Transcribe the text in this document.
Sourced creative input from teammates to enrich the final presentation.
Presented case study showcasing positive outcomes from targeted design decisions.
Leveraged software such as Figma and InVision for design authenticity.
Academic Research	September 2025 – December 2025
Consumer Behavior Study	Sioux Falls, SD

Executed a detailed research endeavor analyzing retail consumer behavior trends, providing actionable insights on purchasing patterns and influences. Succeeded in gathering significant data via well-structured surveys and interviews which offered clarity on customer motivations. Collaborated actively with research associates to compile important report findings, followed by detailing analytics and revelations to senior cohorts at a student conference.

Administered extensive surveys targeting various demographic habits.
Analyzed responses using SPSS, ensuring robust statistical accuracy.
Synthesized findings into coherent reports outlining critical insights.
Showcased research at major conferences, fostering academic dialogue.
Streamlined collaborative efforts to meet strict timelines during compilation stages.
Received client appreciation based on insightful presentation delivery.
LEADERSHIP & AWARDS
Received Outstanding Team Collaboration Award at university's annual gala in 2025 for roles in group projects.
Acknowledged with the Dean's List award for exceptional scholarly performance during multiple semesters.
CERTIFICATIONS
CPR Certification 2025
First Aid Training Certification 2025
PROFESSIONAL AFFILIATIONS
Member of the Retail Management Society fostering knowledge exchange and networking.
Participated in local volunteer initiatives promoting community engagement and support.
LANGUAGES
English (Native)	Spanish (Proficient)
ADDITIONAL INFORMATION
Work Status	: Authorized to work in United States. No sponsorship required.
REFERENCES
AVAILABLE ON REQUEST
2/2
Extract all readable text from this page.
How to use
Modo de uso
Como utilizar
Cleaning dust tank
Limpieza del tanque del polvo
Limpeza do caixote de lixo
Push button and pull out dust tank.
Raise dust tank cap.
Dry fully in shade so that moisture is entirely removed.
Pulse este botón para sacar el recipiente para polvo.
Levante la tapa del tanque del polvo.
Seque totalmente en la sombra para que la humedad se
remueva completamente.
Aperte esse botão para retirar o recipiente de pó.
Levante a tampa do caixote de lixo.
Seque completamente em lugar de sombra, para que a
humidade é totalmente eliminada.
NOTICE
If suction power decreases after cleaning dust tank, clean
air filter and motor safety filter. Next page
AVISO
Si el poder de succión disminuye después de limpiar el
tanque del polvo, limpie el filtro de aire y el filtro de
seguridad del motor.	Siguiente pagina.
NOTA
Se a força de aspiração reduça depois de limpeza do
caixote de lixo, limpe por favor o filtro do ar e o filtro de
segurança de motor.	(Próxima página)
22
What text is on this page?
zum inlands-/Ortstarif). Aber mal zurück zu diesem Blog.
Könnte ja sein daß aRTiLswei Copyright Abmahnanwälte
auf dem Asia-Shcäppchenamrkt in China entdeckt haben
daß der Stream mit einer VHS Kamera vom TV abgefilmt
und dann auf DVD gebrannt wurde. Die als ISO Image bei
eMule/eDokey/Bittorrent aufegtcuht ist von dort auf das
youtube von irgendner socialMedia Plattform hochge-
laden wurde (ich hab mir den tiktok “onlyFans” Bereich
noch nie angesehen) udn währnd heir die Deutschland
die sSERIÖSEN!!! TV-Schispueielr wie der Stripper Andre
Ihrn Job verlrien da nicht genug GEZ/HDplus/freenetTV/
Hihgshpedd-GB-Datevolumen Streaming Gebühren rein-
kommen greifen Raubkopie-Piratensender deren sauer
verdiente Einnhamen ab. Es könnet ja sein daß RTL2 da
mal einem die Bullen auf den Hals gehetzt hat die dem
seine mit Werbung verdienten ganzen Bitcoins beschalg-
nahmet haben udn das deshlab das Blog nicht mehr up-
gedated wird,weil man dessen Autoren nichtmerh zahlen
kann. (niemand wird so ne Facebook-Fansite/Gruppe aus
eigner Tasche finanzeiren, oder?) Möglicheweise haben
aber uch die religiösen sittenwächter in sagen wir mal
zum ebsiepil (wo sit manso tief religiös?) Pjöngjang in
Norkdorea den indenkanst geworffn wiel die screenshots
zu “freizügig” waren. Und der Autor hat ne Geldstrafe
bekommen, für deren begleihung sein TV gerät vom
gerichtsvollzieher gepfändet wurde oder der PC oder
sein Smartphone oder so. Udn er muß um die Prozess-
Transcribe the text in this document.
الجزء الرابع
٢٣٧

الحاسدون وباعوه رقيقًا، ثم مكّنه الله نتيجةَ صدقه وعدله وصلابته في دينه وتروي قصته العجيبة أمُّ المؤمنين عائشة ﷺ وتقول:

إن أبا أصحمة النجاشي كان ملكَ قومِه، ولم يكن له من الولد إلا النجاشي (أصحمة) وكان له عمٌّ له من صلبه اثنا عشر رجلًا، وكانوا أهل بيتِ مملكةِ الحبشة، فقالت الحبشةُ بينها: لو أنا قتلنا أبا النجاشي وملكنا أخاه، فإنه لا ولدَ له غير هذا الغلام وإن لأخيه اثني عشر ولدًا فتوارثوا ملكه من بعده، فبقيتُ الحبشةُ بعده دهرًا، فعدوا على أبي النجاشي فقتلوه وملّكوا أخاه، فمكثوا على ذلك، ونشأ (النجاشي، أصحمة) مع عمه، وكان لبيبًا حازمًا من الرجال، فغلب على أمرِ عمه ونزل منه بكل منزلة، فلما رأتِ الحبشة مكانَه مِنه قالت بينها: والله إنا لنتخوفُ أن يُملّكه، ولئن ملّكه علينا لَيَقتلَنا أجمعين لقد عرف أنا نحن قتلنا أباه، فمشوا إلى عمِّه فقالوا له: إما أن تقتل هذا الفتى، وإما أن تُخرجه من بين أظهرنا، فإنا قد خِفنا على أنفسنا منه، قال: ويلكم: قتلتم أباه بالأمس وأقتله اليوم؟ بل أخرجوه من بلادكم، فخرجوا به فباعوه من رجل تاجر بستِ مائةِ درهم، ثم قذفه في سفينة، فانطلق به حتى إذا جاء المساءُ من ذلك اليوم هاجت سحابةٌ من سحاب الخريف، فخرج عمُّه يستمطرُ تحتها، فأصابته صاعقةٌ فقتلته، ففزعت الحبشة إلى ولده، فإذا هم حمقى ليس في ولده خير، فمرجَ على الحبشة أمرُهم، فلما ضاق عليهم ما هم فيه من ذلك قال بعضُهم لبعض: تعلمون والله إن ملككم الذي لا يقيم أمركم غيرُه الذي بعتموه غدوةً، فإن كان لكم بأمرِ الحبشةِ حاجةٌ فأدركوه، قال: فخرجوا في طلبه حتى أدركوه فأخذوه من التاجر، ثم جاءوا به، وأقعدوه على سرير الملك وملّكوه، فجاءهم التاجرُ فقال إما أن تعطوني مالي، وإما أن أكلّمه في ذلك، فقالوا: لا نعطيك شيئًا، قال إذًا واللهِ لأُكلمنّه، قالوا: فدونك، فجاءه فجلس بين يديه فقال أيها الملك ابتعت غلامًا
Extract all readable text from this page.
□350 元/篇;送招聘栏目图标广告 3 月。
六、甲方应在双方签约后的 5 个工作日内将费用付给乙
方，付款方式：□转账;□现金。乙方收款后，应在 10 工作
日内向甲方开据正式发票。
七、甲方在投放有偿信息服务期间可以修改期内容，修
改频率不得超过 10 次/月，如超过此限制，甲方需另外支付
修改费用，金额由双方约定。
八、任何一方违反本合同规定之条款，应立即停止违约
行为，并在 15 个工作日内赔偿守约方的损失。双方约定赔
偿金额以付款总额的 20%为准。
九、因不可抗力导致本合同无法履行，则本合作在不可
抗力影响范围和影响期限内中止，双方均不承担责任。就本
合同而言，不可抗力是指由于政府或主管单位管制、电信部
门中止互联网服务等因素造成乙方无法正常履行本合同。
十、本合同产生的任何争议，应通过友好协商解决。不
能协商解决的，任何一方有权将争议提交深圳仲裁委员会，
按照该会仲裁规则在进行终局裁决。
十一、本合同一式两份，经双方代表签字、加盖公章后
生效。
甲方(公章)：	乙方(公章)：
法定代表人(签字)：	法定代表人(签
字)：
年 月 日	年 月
□ □ □ □
* [What to produce]
List all lines from the entries that include the word "filtro".

* [Worked solution]
tanque del polvo, limpie el filtro de aire y el filtro de
caixote de lixo, limpe por favor o filtro do ar e o filtro de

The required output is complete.